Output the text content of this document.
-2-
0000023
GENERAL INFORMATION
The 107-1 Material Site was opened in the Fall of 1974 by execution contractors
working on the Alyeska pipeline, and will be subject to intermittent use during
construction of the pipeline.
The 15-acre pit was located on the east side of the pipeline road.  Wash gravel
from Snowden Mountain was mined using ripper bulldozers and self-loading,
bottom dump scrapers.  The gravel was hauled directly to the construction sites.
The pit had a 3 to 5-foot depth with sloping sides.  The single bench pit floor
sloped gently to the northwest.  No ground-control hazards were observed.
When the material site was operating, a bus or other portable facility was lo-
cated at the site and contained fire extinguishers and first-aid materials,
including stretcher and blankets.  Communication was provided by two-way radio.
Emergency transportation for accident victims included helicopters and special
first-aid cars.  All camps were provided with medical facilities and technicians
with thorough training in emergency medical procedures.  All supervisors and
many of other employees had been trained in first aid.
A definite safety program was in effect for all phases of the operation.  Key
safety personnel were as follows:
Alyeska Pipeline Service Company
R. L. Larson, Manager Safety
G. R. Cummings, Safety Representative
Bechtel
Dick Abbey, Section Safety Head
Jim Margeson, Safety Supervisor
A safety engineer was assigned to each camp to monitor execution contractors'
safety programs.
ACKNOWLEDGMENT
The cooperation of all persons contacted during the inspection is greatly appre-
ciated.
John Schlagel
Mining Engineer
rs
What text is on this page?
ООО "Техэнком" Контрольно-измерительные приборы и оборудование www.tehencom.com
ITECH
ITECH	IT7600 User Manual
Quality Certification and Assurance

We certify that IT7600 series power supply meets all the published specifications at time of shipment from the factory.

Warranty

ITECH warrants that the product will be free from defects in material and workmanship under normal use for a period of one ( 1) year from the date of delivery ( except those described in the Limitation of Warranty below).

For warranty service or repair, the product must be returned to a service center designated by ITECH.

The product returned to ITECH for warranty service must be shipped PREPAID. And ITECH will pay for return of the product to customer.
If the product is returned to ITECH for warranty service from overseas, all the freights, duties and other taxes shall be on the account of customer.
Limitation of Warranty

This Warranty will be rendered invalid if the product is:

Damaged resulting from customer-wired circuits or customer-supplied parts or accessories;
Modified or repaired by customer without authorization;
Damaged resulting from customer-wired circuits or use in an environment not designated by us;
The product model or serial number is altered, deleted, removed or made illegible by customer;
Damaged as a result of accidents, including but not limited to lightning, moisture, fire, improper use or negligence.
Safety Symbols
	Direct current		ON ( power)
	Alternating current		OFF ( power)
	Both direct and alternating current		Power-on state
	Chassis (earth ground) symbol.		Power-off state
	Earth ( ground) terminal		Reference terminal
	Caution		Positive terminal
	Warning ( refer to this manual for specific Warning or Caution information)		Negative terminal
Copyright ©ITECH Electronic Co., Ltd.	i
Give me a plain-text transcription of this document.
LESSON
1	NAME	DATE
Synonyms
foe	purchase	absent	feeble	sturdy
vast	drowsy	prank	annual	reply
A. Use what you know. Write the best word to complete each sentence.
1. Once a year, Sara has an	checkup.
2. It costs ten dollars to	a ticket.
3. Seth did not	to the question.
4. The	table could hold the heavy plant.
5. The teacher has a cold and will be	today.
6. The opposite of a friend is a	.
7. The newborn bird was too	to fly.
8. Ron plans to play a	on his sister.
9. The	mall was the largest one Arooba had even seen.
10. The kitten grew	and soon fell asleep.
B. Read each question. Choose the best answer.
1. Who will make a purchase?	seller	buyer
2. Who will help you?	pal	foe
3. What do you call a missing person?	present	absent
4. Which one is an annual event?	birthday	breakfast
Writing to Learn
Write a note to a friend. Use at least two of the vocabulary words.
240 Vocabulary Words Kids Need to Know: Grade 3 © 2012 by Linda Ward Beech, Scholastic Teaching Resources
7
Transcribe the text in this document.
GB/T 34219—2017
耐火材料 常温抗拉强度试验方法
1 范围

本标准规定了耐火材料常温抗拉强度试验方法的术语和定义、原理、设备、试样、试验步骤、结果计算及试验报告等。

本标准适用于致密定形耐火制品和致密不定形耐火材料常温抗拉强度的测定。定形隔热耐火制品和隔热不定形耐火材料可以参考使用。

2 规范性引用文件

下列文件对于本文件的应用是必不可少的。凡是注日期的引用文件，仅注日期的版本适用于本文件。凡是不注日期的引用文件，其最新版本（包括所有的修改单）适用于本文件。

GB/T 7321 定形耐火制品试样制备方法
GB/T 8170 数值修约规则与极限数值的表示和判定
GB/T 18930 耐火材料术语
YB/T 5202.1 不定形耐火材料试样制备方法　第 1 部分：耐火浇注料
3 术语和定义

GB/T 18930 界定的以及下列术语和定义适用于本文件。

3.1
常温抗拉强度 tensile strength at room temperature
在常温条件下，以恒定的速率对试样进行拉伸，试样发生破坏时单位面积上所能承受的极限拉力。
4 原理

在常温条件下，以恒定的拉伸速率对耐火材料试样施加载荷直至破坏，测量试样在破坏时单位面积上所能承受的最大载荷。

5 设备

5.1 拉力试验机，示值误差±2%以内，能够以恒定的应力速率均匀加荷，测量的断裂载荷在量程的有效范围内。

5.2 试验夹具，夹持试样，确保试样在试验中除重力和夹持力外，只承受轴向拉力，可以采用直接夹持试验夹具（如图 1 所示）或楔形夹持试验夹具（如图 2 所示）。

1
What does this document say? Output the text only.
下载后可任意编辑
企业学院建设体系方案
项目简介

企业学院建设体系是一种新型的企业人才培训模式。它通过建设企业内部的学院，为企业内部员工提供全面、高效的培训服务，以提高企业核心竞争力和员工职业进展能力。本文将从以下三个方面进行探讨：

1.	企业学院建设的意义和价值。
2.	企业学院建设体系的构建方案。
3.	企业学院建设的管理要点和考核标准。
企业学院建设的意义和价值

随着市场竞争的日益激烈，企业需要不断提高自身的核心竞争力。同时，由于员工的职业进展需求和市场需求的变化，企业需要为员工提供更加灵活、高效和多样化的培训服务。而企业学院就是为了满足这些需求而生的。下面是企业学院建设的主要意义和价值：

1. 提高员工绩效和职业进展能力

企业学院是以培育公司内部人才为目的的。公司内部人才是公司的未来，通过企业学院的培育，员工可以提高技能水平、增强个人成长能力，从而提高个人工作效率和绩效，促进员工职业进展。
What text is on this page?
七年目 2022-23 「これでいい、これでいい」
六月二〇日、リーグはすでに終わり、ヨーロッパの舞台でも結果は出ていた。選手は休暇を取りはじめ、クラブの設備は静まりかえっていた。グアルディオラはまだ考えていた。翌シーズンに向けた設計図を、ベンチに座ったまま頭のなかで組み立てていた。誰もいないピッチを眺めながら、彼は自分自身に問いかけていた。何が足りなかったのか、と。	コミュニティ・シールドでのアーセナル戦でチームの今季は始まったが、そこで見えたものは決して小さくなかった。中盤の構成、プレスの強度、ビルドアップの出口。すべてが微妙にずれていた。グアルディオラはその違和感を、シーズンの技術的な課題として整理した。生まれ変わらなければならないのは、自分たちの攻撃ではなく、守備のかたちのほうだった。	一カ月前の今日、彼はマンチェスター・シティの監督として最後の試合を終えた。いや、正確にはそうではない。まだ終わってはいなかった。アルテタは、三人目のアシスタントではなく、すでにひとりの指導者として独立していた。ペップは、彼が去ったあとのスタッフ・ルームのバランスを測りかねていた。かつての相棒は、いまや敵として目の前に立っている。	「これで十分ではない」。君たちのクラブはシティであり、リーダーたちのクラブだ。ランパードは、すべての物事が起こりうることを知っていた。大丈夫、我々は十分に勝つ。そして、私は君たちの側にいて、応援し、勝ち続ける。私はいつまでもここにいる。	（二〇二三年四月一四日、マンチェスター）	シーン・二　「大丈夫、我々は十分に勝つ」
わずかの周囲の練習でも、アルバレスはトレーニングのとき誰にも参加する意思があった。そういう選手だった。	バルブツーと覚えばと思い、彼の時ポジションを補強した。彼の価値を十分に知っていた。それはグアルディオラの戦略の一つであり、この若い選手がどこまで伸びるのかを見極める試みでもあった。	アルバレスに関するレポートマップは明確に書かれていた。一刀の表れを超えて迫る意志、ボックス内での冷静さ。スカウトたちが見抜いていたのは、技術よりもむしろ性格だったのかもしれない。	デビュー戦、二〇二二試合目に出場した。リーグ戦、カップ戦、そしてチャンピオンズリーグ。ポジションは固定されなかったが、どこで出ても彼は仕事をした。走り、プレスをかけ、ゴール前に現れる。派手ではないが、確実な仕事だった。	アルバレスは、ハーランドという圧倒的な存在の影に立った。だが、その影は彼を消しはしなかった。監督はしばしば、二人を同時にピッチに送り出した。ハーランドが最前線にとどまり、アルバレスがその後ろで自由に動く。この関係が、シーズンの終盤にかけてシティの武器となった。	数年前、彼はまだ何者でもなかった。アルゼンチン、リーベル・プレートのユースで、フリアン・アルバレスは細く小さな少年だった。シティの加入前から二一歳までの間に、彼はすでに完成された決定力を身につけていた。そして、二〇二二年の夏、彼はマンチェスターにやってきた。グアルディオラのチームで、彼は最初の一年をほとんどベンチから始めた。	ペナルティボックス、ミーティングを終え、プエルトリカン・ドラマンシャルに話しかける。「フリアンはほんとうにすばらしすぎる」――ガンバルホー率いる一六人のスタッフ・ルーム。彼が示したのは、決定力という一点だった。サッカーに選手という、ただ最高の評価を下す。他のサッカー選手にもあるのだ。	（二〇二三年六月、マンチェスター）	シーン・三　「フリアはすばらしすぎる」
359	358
● ● ●
__Task brief__: In the material above, show every line where the word "Output" turns up.

__Finished answer__:
Output the text content of this document.
What does this document say? Output the text only.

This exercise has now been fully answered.